Retype the records below word for word and omit any image.

***** The input *****

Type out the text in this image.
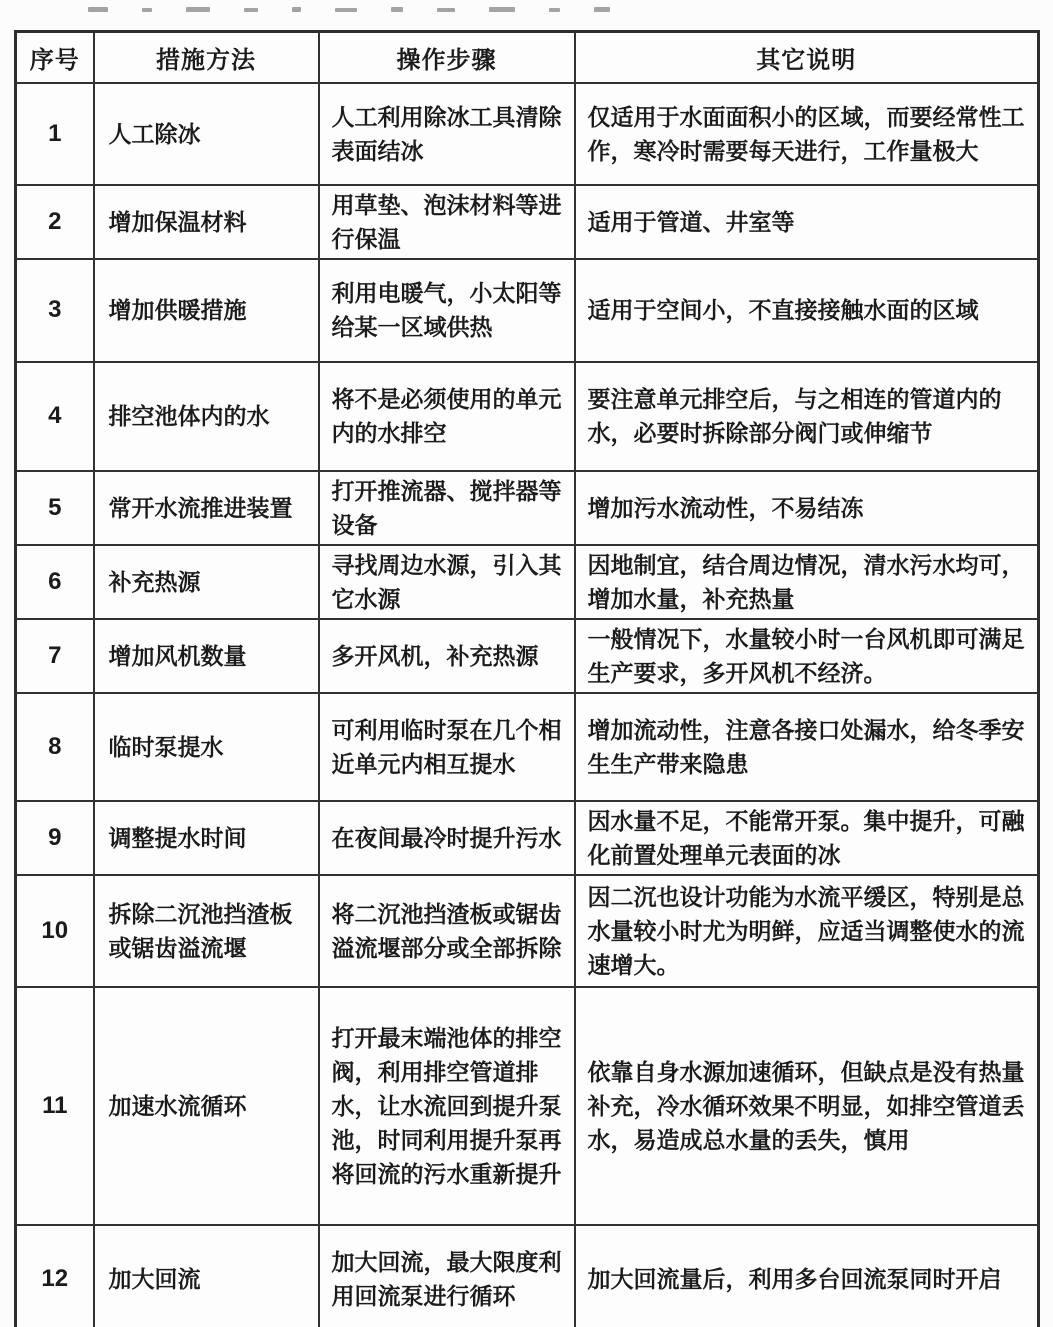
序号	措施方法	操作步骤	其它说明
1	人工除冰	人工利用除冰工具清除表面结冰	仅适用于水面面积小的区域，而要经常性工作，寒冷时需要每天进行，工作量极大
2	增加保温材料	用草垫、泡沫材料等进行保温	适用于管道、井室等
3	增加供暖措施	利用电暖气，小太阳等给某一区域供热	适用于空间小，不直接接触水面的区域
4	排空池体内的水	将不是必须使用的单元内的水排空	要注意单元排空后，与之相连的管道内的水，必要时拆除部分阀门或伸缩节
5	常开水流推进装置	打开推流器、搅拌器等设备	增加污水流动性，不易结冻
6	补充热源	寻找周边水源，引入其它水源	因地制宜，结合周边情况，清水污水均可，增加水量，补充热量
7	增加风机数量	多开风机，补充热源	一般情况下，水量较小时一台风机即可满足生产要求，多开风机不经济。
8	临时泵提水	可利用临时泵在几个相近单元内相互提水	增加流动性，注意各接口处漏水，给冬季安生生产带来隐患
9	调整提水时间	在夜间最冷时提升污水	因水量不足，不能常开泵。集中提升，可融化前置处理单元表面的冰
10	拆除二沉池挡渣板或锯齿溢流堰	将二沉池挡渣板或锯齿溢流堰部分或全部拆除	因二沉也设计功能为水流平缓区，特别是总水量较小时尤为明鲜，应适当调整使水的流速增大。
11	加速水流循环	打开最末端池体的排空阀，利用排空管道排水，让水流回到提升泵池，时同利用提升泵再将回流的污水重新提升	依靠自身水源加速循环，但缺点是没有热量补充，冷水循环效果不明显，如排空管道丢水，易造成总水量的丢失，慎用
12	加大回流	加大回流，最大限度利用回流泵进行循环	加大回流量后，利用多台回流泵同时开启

*****

» Result of the task:
Type out the text in this image.
序号	措施方法	操作步骤	其它说明
1	人工除冰	人工利用除冰工具清除表面结冰	仅适用于水面面积小的区域，而要经常性工作，寒冷时需要每天进行，工作量极大
2	增加保温材料	用草垫、泡沫材料等进行保温	适用于管道、井室等
3	增加供暖措施	利用电暖气，小太阳等给某一区域供热	适用于空间小，不直接接触水面的区域
4	排空池体内的水	将不是必须使用的单元内的水排空	要注意单元排空后，与之相连的管道内的水，必要时拆除部分阀门或伸缩节
5	常开水流推进装置	打开推流器、搅拌器等设备	增加污水流动性，不易结冻
6	补充热源	寻找周边水源，引入其它水源	因地制宜，结合周边情况，清水污水均可，增加水量，补充热量
7	增加风机数量	多开风机，补充热源	一般情况下，水量较小时一台风机即可满足生产要求，多开风机不经济。
8	临时泵提水	可利用临时泵在几个相近单元内相互提水	增加流动性，注意各接口处漏水，给冬季安生生产带来隐患
9	调整提水时间	在夜间最冷时提升污水	因水量不足，不能常开泵。集中提升，可融化前置处理单元表面的冰
10	拆除二沉池挡渣板或锯齿溢流堰	将二沉池挡渣板或锯齿溢流堰部分或全部拆除	因二沉也设计功能为水流平缓区，特别是总水量较小时尤为明鲜，应适当调整使水的流速增大。
11	加速水流循环	打开最末端池体的排空阀，利用排空管道排水，让水流回到提升泵池，时同利用提升泵再将回流的污水重新提升	依靠自身水源加速循环，但缺点是没有热量补充，冷水循环效果不明显，如排空管道丢水，易造成总水量的丢失，慎用
12	加大回流	加大回流，最大限度利用回流泵进行循环	加大回流量后，利用多台回流泵同时开启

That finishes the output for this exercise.